## Dataset extract
● ● ● ● ●

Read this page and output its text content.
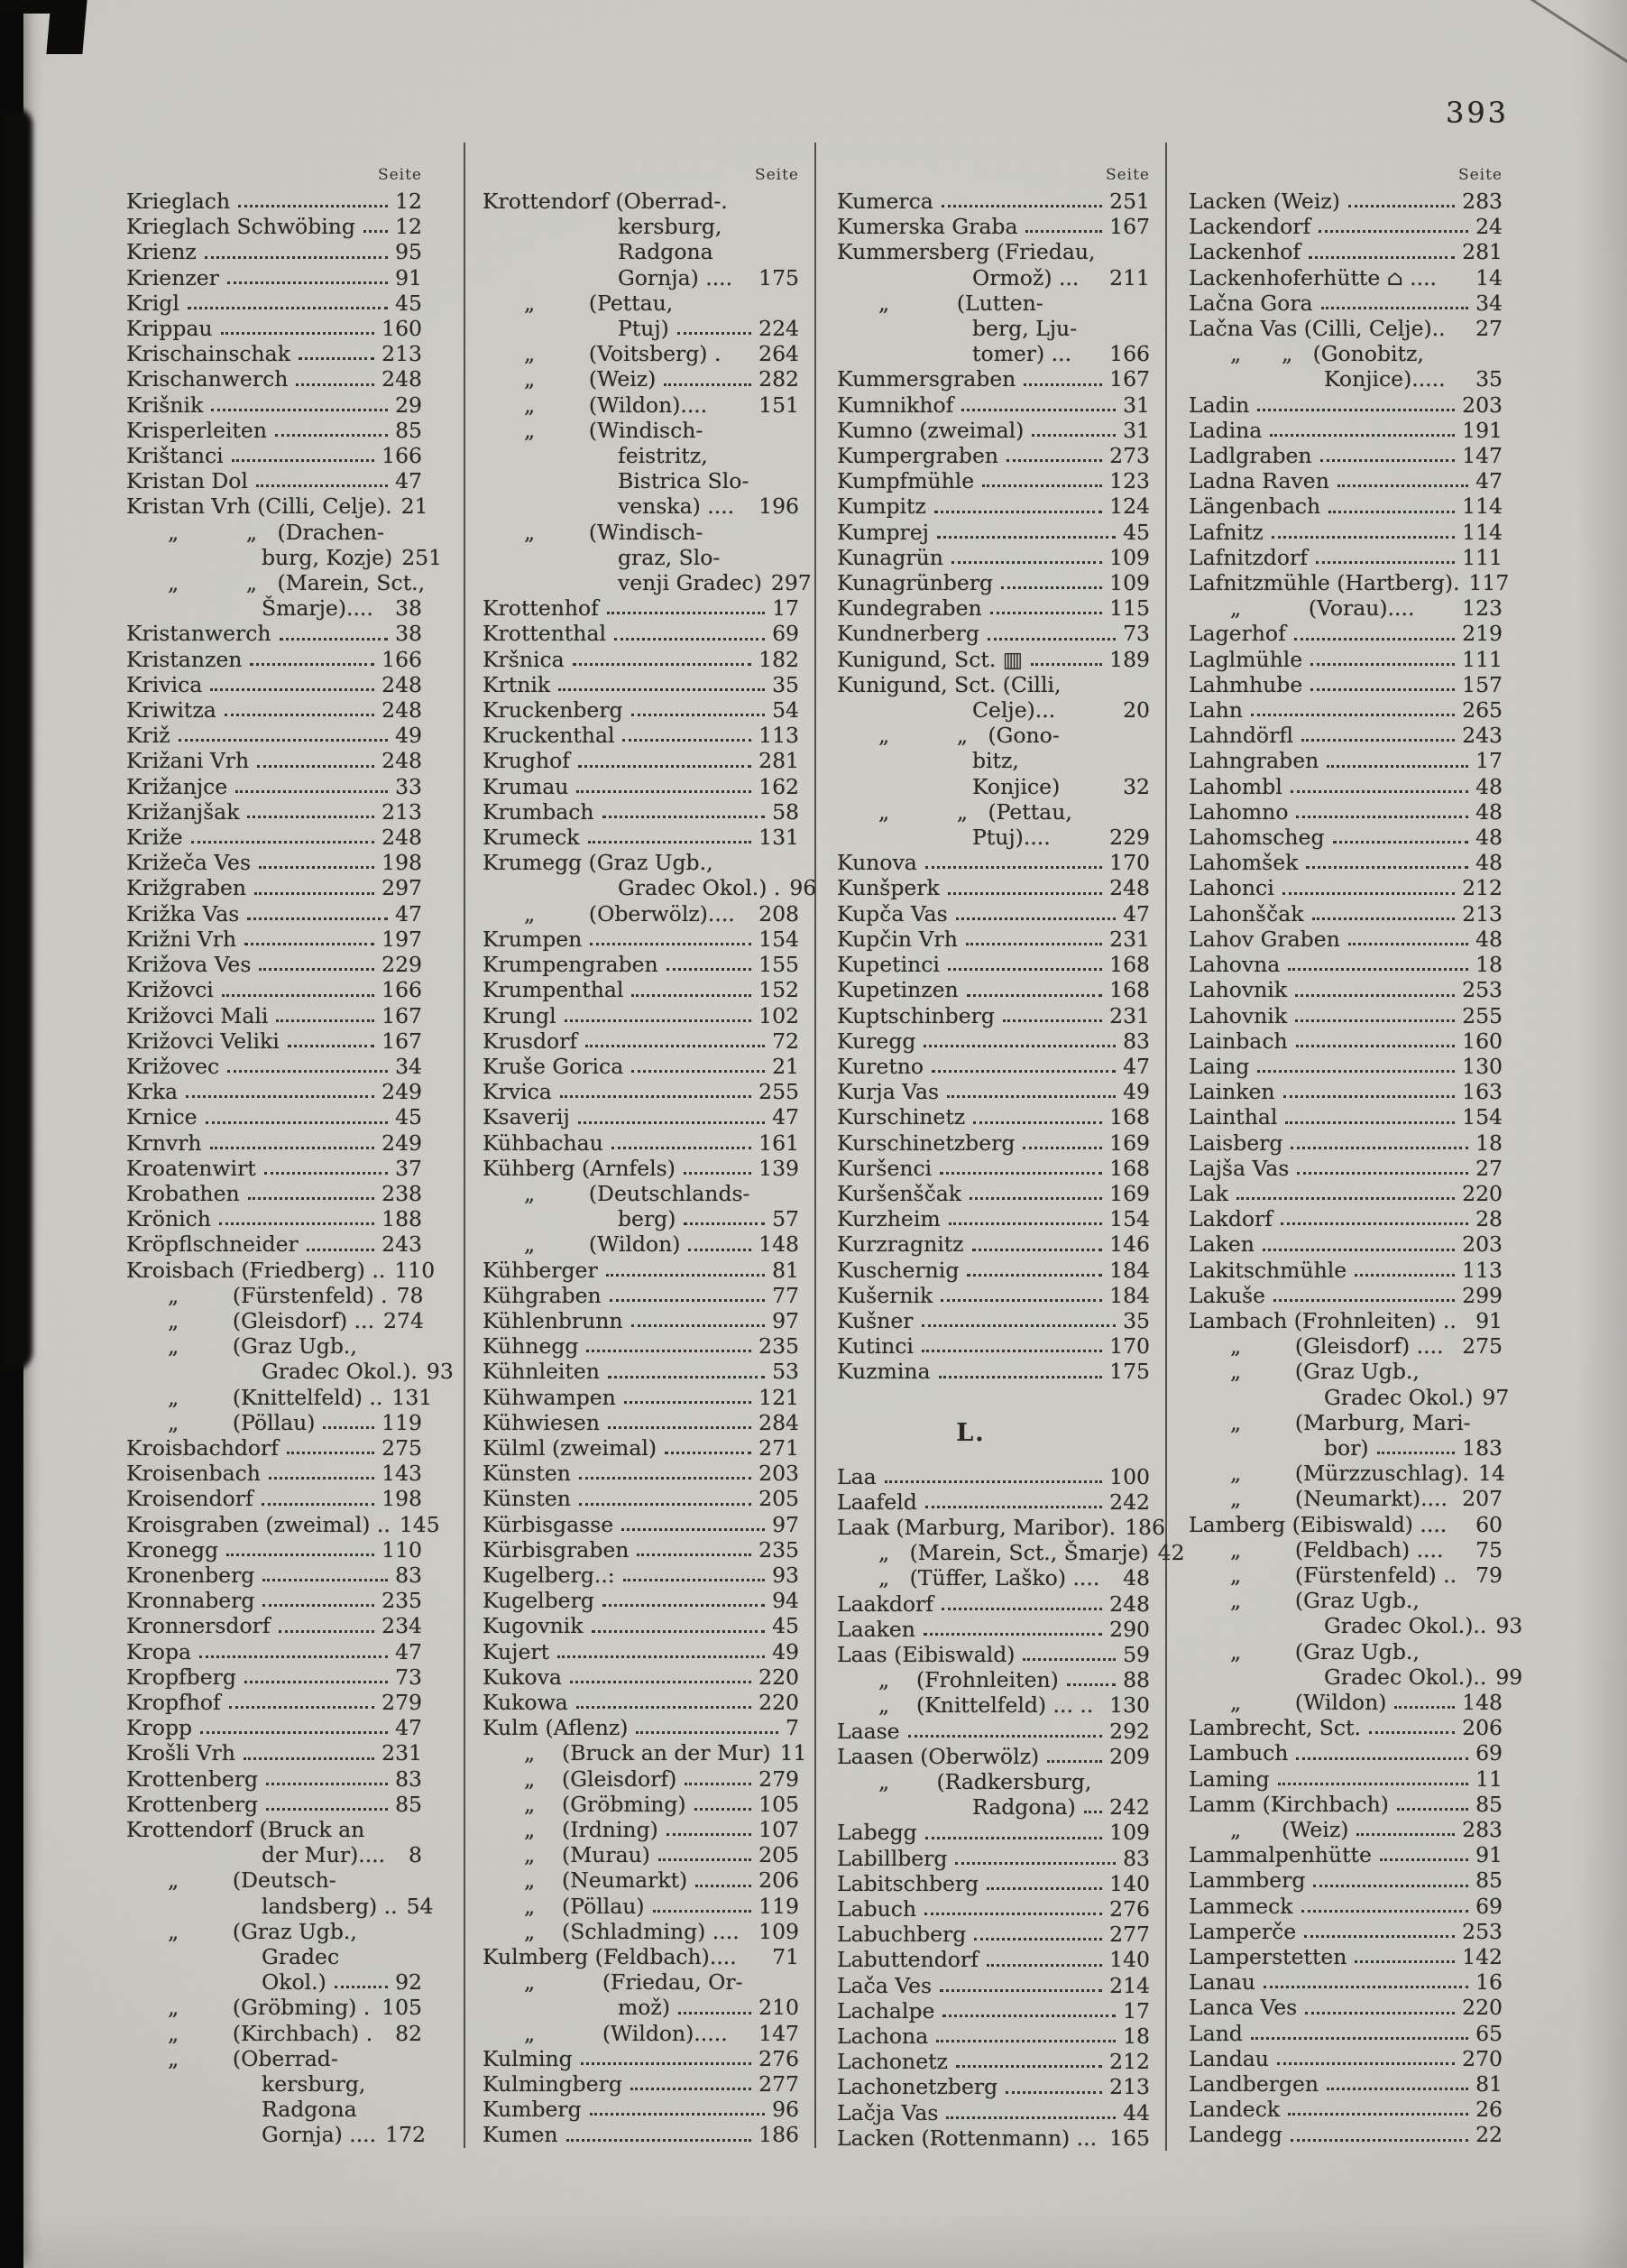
393
Seite
Krieglach	12
Krieglach Schwöbing 12
Krienz	95
Krienzer	91
Krigl	45
Krippau	160
Krischainschak	213
Krischanwerch	248
Krišnik	29
Krisperleiten	85
Krištanci	166
Kristan Dol	47
Kristan Vrh (Cilli, Celje). 21
„          „   (Drachen-
burg, Kozje) 251
„          „   (Marein, Sct.,
Šmarje).... 38
Kristanwerch	38
Kristanzen	166
Krivica	248
Kriwitza	248
Križ	49
Križani Vrh	248
Križanjce	33
Križanjšak	213
Križe	248
Križeča Ves	198
Križgraben	297
Križka Vas	47
Križni Vrh	197
Križova Ves	229
Križovci	166
Križovci Mali	167
Križovci Veliki	167
Križovec	34
Krka	249
Krnice	45
Krnvrh	249
Kroatenwirt	37
Krobathen	238
Krönich	188
Kröpflschneider	243
Kroisbach (Friedberg) .. 110
„        (Fürstenfeld) . 78
„        (Gleisdorf) ... 274
„        (Graz Ugb.,
Gradec Okol.). 93
„        (Knittelfeld) .. 131
„        (Pöllau)	119
Kroisbachdorf	275
Kroisenbach	143
Kroisendorf	198
Kroisgraben (zweimal) .. 145
Kronegg	110
Kronenberg	83
Kronnaberg	235
Kronnersdorf	234
Kropa	47
Kropfberg	73
Kropfhof	279
Kropp	47
Krošli Vrh	231
Krottenberg	83
Krottenberg	85
Krottendorf (Bruck an
der Mur).... 8
„        (Deutsch-
landsberg) .. 54
„        (Graz Ugb.,
Gradec
Okol.)	92
„        (Gröbming) . 105
„        (Kirchbach) . 82
„        (Oberrad-
kersburg,
Radgona
Gornja) .... 172
Seite
Krottendorf (Oberrad-.
kersburg,
Radgona
Gornja) .... 175
„        (Pettau,
Ptuj)	224
„        (Voitsberg) . 264
„        (Weiz)	282
„        (Wildon).... 151
„        (Windisch-
feistritz,
Bistrica Slo-
venska) .... 196
„        (Windisch-
graz, Slo-
venji Gradec) 297
Krottenhof	17
Krottenthal	69
Kršnica	182
Krtnik	35
Kruckenberg	54
Kruckenthal	113
Krughof	281
Krumau	162
Krumbach	58
Krumeck	131
Krumegg (Graz Ugb.,
Gradec Okol.) . 96
„        (Oberwölz).... 208
Krumpen	154
Krumpengraben	155
Krumpenthal	152
Krungl	102
Krusdorf	72
Kruše Gorica	21
Krvica	255
Ksaverij	47
Kühbachau	161
Kühberg (Arnfels)	139
„        (Deutschlands-
berg)	57
„        (Wildon)	148
Kühberger	81
Kühgraben	77
Kühlenbrunn	97
Kühnegg	235
Kühnleiten	53
Kühwampen	121
Kühwiesen	284
Külml (zweimal)	271
Künsten	203
Künsten	205
Kürbisgasse	97
Kürbisgraben	235
Kugelberg..:	93
Kugelberg	94
Kugovnik	45
Kujert	49
Kukova	220
Kukowa	220
Kulm (Aflenz)	7
„    (Bruck an der Mur) 11
„    (Gleisdorf)	279
„    (Gröbming)	105
„    (Irdning)	107
„    (Murau)	205
„    (Neumarkt)	206
„    (Pöllau)	119
„    (Schladming) .... 109
Kulmberg (Feldbach).... 71
„          (Friedau, Or-
mož)	210
„          (Wildon)..... 147
Kulming	276
Kulmingberg	277
Kumberg	96
Kumen	186
Seite
Kumerca	251
Kumerska Graba	167
Kummersberg (Friedau,
Ormož) ... 211
„          (Lutten-
berg, Lju-
tomer) ... 166
Kummersgraben	167
Kumnikhof	31
Kumno (zweimal)	31
Kumpergraben	273
Kumpfmühle	123
Kumpitz	124
Kumprej	45
Kunagrün	109
Kunagrünberg	109
Kundegraben	115
Kundnerberg	73
Kunigund, Sct. ▥	189
Kunigund, Sct. (Cilli,
Celje)...	20
„          „   (Gono-
bitz,
Konjice)	32
„          „   (Pettau,
Ptuj)....	229
Kunova	170
Kunšperk	248
Kupča Vas	47
Kupčin Vrh	231
Kupetinci	168
Kupetinzen	168
Kuptschinberg	231
Kuregg	83
Kuretno	47
Kurja Vas	49
Kurschinetz	168
Kurschinetzberg	169
Kuršenci	168
Kuršenščak	169
Kurzheim	154
Kurzragnitz	146
Kuschernig	184
Kušernik	184
Kušner	35
Kutinci	170
Kuzmina	175
L.
Laa	100
Laafeld	242
Laak (Marburg, Maribor). 186
„   (Marein, Sct., Šmarje) 42
„   (Tüffer, Laško) .... 48
Laakdorf	248
Laaken	290
Laas (Eibiswald)	59
„    (Frohnleiten)	88
„    (Knittelfeld) ... .. 130
Laase	292
Laasen (Oberwölz)	209
„       (Radkersburg,
Radgona) 242
Labegg	109
Labillberg	83
Labitschberg	140
Labuch	276
Labuchberg	277
Labuttendorf	140
Lača Ves	214
Lachalpe	17
Lachona	18
Lachonetz	212
Lachonetzberg	213
Lačja Vas	44
Lacken (Rottenmann) ... 165
Seite
Lacken (Weiz)	283
Lackendorf	24
Lackenhof	281
Lackenhoferhütte ⌂ .... 14
Lačna Gora	34
Lačna Vas (Cilli, Celje).. 27
„      „   (Gonobitz,
Konjice)..... 35
Ladin	203
Ladina	191
Ladlgraben	147
Ladna Raven	47
Längenbach	114
Lafnitz	114
Lafnitzdorf	111
Lafnitzmühle (Hartberg). 117
„          (Vorau).... 123
Lagerhof	219
Laglmühle	111
Lahmhube	157
Lahn	265
Lahndörfl	243
Lahngraben	17
Lahombl	48
Lahomno	48
Lahomscheg	48
Lahomšek	48
Lahonci	212
Lahonščak	213
Lahov Graben	48
Lahovna	18
Lahovnik	253
Lahovnik	255
Lainbach	160
Laing	130
Lainken	163
Lainthal	154
Laisberg	18
Lajša Vas	27
Lak	220
Lakdorf	28
Laken	203
Lakitschmühle	113
Lakuše	299
Lambach (Frohnleiten) .. 91
„        (Gleisdorf) .... 275
„        (Graz Ugb.,
Gradec Okol.) 97
„        (Marburg, Mari-
bor)	183
„        (Mürzzuschlag). 14
„        (Neumarkt).... 207
Lamberg (Eibiswald) .... 60
„        (Feldbach) .... 75
„        (Fürstenfeld) .. 79
„        (Graz Ugb.,
Gradec Okol.).. 93
„        (Graz Ugb.,
Gradec Okol.).. 99
„        (Wildon)	148
Lambrecht, Sct.	206
Lambuch	69
Laming	11
Lamm (Kirchbach)	85
„      (Weiz)	283
Lammalpenhütte	91
Lammberg	85
Lammeck	69
Lamperče	253
Lamperstetten	142
Lanau	16
Lanca Ves	220
Land	65
Landau	270
Landbergen	81
Landeck	26
Landegg	22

● ● ● ● ●

Copy down every line of the entries containing the word "zweimal".

Kroisgraben (zweimal) .. 145
Külml (zweimal)	271
Kumno (zweimal)	31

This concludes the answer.